Check every line below for the word "image" and show those that hold it.
--
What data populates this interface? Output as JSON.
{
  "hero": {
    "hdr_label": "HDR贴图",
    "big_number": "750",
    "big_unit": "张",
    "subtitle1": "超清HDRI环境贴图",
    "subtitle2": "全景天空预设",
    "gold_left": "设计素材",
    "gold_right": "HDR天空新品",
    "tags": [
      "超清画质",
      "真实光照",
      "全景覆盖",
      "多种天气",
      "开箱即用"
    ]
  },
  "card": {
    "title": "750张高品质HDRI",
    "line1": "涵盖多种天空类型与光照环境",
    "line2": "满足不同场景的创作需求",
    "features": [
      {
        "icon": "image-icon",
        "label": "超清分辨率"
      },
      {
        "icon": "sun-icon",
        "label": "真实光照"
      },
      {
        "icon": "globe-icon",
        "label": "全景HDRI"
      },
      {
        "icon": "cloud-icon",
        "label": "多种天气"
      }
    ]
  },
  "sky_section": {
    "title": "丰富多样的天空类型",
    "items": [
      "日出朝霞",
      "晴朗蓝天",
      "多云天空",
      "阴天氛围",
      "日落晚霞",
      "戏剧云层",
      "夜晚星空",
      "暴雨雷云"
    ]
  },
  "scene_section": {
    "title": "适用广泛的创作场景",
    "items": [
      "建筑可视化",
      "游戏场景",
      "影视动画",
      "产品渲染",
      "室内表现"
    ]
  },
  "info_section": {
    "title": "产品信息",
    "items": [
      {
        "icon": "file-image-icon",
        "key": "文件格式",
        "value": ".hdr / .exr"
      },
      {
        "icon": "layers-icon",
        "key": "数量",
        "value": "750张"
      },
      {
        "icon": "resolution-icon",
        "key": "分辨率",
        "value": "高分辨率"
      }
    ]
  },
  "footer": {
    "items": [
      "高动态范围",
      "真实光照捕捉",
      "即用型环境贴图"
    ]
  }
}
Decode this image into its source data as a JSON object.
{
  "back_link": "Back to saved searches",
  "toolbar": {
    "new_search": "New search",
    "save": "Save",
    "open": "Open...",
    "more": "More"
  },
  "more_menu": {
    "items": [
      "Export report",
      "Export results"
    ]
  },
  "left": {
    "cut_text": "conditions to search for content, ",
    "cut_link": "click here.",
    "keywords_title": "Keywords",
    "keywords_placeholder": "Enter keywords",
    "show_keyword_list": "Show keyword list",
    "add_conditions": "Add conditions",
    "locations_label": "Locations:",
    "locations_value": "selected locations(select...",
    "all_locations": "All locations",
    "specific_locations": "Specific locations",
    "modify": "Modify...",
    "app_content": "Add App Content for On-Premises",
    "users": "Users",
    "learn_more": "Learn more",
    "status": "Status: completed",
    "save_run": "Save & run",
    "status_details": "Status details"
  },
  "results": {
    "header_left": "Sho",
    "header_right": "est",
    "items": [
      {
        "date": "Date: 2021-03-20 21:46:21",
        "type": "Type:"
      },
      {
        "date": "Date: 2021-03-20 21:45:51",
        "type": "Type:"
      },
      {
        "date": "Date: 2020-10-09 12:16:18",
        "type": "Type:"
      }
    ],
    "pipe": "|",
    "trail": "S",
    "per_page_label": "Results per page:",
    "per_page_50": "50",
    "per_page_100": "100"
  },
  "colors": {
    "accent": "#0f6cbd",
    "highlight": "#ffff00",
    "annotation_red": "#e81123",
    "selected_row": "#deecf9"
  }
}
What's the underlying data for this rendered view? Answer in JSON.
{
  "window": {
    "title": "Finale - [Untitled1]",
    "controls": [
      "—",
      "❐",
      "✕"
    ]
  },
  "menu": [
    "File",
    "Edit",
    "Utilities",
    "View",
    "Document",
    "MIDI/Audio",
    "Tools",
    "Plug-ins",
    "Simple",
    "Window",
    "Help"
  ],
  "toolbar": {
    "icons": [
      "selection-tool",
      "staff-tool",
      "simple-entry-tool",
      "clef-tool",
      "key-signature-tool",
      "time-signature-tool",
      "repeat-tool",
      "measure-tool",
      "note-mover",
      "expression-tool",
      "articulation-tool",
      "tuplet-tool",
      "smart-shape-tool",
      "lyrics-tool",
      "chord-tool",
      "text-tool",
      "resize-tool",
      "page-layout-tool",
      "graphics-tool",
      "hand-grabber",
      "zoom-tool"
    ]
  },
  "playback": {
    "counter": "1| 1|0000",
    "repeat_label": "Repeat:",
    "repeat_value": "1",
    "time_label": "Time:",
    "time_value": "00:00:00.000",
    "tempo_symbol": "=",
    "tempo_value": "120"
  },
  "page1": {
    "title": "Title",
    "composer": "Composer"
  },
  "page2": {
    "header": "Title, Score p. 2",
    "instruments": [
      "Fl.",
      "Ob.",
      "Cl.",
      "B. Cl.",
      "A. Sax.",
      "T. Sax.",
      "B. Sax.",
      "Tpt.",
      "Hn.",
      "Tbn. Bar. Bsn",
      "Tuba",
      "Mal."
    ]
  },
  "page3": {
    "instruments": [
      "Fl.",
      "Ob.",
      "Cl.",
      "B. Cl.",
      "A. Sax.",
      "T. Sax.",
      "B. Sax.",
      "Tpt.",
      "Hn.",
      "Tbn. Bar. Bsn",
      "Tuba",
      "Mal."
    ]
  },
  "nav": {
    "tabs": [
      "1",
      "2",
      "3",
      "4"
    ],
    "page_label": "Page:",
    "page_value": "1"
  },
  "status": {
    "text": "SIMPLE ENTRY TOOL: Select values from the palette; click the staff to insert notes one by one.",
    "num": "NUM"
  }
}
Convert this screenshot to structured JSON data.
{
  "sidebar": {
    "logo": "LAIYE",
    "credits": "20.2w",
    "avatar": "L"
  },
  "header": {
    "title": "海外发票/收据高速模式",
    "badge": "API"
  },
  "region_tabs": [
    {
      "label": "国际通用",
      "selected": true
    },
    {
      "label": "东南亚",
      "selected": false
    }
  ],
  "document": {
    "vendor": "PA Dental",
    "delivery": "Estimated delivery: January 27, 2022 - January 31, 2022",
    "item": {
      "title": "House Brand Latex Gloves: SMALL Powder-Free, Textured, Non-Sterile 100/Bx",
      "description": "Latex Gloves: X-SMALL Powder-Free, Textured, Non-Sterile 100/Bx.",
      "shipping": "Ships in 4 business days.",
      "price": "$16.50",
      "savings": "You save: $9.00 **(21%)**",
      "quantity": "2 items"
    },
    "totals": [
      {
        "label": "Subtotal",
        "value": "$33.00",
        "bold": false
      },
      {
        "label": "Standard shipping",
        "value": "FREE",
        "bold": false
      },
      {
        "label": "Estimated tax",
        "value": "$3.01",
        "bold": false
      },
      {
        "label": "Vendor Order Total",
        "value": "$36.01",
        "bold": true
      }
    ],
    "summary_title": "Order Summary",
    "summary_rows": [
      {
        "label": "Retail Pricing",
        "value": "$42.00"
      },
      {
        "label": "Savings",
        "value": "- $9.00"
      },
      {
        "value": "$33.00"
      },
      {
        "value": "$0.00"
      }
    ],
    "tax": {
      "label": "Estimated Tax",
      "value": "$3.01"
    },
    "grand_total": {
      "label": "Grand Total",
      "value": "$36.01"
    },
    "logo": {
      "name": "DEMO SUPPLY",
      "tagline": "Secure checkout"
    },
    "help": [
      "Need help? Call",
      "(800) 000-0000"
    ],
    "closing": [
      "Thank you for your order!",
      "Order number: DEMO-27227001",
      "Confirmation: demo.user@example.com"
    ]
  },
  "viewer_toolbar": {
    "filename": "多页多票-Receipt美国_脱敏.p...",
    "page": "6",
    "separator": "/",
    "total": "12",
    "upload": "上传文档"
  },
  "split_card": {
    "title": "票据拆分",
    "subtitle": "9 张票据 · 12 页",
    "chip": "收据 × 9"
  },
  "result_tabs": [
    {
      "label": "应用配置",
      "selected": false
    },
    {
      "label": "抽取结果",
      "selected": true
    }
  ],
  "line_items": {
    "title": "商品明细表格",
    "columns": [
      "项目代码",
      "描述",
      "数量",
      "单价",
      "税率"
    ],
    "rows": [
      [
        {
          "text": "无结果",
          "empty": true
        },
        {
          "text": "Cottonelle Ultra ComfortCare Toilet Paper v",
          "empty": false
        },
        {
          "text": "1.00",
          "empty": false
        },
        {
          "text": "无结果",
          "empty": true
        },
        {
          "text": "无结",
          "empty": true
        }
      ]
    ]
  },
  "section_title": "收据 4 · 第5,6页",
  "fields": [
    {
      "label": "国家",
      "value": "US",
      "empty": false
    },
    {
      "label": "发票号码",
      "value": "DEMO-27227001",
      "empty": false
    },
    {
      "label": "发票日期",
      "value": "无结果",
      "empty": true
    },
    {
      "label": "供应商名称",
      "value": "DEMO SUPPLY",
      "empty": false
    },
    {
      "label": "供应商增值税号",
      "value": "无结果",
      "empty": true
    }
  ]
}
--
RESPONSE FOR THIS EXERCISE:
        "icon": "image-icon",
        "icon": "file-image-icon",
Decode this image into its source data as a JSON object.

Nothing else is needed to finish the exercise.